■ **Do this**
Check each line of the listing below for the string "Different", and copy the ones that have it.

■ **Data supplied**

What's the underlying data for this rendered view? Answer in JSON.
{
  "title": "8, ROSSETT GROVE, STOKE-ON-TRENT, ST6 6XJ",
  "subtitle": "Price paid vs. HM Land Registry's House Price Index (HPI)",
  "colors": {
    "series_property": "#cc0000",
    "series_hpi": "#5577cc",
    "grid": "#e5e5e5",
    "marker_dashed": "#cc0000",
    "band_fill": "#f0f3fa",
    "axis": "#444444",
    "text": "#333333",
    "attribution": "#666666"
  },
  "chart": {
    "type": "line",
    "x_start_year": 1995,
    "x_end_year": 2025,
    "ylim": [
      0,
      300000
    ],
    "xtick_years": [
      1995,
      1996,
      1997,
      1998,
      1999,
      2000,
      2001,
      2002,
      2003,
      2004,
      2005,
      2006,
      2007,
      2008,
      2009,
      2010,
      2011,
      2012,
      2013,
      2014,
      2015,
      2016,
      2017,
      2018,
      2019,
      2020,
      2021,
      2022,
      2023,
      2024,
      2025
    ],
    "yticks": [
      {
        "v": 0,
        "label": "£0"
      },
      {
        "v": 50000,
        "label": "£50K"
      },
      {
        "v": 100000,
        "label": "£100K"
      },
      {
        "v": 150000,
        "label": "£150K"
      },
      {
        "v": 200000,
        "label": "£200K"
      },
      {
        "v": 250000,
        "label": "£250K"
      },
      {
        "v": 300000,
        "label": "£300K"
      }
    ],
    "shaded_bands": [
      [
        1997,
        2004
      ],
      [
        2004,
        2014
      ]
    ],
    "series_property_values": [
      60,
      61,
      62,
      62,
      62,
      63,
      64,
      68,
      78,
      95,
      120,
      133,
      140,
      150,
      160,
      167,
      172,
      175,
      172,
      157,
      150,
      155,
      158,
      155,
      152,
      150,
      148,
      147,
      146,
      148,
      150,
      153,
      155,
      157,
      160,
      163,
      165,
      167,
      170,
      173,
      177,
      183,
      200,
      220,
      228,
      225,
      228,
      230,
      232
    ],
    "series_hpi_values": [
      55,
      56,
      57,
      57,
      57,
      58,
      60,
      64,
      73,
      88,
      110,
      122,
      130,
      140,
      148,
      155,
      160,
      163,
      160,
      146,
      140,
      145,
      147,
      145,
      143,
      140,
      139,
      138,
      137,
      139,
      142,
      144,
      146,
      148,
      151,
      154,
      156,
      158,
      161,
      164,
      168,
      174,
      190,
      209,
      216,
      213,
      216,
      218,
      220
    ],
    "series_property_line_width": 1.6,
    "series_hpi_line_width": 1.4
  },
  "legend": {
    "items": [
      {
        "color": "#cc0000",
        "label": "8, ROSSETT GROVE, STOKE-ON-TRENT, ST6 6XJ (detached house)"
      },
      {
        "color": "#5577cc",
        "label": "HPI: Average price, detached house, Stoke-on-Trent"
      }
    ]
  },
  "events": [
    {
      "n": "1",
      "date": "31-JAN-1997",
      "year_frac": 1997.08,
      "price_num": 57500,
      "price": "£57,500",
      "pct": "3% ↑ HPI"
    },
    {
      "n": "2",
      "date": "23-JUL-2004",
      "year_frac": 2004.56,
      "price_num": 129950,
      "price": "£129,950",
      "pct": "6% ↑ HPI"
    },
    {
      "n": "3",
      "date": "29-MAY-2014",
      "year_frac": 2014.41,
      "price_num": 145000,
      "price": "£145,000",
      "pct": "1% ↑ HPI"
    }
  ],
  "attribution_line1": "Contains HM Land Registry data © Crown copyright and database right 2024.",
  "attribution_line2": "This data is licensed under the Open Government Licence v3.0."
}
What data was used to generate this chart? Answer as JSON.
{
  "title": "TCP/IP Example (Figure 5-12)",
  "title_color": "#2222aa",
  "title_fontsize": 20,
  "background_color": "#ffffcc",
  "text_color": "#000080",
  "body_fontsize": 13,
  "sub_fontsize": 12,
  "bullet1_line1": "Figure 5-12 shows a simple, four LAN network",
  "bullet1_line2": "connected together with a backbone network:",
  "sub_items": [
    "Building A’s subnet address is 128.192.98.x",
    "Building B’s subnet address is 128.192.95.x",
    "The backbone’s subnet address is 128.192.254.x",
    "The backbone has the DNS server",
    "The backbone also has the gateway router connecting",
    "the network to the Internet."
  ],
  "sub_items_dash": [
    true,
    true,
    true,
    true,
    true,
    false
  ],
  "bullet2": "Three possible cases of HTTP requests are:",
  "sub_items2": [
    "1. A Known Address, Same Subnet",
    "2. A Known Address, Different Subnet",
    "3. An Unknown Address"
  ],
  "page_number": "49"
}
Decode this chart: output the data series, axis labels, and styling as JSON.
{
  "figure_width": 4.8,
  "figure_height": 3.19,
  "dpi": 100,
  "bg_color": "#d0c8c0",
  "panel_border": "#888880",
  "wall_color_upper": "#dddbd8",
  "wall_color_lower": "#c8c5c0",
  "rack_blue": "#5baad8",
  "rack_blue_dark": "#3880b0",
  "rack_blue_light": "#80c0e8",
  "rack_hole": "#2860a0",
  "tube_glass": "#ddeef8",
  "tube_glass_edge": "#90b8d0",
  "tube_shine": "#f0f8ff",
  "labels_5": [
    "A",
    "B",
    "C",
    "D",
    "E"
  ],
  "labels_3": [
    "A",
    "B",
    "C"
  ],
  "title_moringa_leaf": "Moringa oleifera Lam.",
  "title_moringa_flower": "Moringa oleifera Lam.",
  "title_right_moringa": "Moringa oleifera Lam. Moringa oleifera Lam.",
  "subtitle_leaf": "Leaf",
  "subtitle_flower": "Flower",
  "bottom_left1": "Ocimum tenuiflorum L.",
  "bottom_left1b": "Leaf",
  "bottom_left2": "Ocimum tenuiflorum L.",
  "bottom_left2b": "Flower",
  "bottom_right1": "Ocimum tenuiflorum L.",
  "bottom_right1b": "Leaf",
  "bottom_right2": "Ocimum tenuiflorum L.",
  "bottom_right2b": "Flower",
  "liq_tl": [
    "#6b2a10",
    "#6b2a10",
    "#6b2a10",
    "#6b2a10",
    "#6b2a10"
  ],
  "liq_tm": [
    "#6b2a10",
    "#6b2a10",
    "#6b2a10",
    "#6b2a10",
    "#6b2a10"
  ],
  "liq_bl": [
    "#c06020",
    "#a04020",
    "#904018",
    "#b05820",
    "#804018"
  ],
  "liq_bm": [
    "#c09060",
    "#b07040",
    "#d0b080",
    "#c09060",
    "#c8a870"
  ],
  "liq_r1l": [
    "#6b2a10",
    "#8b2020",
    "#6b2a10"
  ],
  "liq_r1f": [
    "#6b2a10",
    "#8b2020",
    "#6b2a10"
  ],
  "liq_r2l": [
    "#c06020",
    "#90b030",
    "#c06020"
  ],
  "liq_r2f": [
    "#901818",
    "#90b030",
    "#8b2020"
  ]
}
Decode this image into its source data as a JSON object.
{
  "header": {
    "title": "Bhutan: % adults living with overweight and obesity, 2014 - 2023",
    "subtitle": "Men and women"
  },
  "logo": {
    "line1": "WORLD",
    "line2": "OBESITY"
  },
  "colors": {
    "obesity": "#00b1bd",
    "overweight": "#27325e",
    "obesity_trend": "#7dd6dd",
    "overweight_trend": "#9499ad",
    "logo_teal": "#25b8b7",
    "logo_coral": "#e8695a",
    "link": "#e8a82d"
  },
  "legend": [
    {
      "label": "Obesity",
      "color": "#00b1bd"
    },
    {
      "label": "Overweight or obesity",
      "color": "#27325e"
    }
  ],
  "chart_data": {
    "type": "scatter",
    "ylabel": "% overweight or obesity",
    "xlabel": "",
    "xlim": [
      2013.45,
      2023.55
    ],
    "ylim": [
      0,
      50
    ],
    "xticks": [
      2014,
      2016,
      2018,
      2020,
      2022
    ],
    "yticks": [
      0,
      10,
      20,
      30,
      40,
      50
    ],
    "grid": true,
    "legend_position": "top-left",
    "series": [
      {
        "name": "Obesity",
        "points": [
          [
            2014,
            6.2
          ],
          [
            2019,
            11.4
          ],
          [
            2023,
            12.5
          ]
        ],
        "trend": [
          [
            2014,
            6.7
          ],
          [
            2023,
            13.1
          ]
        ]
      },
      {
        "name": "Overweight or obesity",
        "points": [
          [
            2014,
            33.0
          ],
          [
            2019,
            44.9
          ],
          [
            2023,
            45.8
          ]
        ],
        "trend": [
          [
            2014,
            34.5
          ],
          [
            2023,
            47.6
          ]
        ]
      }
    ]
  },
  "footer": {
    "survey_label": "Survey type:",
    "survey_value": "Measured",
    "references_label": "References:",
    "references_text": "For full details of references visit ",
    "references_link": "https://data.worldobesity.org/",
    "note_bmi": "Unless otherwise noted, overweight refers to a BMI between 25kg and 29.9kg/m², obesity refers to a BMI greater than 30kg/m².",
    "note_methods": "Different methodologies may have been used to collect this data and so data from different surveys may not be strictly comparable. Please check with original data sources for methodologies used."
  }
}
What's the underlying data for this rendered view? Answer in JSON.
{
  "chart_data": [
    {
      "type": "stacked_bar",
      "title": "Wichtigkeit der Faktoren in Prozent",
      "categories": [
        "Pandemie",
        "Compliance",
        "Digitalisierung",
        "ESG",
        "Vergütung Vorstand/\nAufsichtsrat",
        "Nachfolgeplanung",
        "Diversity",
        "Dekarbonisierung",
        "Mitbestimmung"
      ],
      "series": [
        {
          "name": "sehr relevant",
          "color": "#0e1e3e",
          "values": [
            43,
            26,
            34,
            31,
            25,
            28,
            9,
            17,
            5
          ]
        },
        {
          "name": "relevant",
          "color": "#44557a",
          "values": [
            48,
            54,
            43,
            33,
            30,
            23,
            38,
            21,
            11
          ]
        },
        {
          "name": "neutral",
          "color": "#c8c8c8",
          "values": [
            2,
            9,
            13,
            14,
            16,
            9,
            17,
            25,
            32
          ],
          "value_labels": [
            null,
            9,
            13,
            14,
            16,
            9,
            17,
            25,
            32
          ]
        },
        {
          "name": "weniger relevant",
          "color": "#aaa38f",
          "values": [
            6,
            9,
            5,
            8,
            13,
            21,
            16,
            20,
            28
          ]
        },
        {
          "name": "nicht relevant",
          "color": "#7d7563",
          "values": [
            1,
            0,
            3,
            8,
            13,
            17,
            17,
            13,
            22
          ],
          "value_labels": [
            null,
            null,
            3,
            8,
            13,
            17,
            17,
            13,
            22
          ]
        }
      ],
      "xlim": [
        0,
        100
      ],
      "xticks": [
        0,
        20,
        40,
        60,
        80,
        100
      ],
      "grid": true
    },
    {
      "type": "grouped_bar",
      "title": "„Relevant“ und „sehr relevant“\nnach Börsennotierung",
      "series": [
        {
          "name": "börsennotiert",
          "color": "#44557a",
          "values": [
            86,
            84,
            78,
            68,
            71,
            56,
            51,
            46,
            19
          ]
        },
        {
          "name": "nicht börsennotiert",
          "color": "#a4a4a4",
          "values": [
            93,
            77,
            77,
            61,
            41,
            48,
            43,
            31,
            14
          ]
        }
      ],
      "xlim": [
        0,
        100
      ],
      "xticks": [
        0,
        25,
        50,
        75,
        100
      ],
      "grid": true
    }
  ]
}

■ **Completed exercise**
    "2. A Known Address, Different Subnet",
    "note_methods": "Different methodologies may have been used to collect this data and so data from different surveys may not be strictly comparable. Please check with original data sources for methodologies used."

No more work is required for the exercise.